Find every line in the records below that holds the word "indicates", and copy it out.

Stored records
──────
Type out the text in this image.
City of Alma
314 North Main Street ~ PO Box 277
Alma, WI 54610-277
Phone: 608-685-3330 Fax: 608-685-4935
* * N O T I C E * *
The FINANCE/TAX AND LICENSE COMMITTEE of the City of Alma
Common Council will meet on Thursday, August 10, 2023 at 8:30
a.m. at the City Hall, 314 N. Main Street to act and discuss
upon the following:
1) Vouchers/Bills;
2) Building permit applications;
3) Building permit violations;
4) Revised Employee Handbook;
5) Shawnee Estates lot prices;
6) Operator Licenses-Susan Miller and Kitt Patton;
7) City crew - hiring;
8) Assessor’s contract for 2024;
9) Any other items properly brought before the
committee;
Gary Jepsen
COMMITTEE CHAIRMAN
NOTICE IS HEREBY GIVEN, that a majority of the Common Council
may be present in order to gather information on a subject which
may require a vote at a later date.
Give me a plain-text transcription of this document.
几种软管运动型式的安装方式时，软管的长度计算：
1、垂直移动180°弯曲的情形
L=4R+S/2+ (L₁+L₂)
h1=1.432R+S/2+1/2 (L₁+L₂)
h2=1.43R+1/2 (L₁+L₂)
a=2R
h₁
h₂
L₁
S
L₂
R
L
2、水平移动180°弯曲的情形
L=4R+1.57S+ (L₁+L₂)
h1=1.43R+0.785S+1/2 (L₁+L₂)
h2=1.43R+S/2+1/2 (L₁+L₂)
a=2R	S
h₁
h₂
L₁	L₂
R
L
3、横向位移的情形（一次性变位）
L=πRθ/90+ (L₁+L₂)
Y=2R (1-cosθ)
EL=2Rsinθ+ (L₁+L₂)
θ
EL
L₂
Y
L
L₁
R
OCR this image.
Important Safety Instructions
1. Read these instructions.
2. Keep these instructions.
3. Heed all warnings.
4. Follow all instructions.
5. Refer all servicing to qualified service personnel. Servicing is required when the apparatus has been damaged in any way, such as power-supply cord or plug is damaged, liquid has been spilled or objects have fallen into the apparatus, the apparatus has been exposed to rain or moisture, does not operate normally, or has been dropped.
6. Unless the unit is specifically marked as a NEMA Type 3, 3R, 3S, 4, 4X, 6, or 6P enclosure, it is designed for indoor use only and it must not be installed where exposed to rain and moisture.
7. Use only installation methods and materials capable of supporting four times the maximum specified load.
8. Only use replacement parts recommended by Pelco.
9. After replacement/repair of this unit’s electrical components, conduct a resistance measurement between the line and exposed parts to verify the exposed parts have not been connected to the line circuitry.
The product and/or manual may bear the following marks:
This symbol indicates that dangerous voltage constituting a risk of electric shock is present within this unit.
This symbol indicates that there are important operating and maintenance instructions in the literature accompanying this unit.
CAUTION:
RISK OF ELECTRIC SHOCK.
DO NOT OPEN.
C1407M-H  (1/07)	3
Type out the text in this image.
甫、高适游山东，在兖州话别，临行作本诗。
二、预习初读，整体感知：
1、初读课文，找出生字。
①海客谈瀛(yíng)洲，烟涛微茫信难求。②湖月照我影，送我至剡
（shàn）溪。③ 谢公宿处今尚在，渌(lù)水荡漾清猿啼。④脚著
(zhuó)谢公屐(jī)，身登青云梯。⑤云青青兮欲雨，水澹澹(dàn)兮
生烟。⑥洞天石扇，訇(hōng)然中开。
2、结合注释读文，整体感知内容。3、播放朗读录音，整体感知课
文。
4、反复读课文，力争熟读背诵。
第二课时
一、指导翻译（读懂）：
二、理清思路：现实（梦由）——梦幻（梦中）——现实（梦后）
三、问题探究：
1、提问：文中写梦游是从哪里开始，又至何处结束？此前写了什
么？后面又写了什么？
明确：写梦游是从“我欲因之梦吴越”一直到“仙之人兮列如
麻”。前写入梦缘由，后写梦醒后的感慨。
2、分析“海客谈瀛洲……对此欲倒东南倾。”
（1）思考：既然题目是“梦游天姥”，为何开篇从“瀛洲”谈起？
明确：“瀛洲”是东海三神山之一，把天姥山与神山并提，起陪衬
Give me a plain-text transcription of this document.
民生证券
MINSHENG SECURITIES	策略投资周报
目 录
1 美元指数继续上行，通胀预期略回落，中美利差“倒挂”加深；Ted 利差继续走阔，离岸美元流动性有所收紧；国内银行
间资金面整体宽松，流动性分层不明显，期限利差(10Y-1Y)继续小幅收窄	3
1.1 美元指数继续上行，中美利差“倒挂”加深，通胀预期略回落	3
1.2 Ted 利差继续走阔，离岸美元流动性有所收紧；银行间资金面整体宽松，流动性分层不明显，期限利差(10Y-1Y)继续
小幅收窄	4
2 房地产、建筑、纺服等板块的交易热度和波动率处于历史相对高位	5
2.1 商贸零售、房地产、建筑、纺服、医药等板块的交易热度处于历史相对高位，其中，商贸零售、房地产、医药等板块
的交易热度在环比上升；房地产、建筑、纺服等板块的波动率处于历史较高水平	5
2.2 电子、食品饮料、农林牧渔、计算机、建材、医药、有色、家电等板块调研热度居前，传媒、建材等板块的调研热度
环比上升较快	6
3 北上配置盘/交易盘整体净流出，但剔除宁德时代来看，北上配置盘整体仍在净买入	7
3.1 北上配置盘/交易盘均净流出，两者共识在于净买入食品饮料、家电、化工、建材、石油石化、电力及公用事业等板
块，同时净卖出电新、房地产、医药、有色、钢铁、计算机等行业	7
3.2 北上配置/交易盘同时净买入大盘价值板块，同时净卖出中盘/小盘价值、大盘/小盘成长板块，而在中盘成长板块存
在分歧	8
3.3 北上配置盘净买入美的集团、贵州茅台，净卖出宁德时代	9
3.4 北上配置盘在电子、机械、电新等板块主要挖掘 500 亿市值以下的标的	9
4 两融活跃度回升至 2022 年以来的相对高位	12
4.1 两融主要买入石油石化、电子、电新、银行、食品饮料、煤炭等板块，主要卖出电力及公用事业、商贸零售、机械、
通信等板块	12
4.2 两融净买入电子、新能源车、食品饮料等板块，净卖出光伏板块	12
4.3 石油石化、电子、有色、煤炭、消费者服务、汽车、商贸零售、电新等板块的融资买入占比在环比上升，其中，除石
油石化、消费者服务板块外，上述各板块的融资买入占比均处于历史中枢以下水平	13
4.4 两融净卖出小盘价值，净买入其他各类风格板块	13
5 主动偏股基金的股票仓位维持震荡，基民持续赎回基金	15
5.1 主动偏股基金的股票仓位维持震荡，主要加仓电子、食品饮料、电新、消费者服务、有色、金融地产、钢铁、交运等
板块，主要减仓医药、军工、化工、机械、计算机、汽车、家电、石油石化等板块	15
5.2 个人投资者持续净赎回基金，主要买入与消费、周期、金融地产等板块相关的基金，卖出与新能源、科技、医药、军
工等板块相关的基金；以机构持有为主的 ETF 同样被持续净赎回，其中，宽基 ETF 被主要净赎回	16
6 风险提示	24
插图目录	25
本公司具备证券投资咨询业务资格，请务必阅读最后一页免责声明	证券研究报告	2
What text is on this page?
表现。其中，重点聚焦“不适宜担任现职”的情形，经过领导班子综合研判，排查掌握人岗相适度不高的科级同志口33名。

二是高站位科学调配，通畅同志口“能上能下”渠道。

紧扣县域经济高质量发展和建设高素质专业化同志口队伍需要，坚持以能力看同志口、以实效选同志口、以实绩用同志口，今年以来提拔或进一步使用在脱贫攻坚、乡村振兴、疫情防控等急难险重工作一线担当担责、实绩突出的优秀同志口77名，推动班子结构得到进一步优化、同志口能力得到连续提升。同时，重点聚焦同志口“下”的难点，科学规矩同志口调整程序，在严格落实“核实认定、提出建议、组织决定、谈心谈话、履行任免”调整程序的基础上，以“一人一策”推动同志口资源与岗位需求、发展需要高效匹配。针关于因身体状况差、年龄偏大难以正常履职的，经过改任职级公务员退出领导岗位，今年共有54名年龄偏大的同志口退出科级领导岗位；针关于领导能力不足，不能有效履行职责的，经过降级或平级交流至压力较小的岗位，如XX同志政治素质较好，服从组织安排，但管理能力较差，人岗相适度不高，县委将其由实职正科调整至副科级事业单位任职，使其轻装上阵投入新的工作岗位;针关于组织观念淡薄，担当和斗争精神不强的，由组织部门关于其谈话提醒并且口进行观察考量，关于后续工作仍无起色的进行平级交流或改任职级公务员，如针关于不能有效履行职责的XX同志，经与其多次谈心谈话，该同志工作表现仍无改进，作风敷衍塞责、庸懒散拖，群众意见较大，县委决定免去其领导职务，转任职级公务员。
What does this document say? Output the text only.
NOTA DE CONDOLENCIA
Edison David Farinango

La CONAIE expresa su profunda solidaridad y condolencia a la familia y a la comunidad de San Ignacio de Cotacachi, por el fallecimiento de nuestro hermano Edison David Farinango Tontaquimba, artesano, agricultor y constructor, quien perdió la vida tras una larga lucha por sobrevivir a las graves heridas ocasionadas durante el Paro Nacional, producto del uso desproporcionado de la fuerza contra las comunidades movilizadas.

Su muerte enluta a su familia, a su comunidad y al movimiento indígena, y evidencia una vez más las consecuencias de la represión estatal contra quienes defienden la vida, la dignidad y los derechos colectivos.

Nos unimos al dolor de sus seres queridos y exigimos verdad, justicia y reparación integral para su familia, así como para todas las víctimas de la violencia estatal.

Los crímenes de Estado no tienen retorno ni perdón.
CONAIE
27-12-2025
──────
● COMPLETED TASK
This symbol indicates that dangerous voltage constituting a risk of electric shock is present within this unit.
This symbol indicates that there are important operating and maintenance instructions in the literature accompanying this unit.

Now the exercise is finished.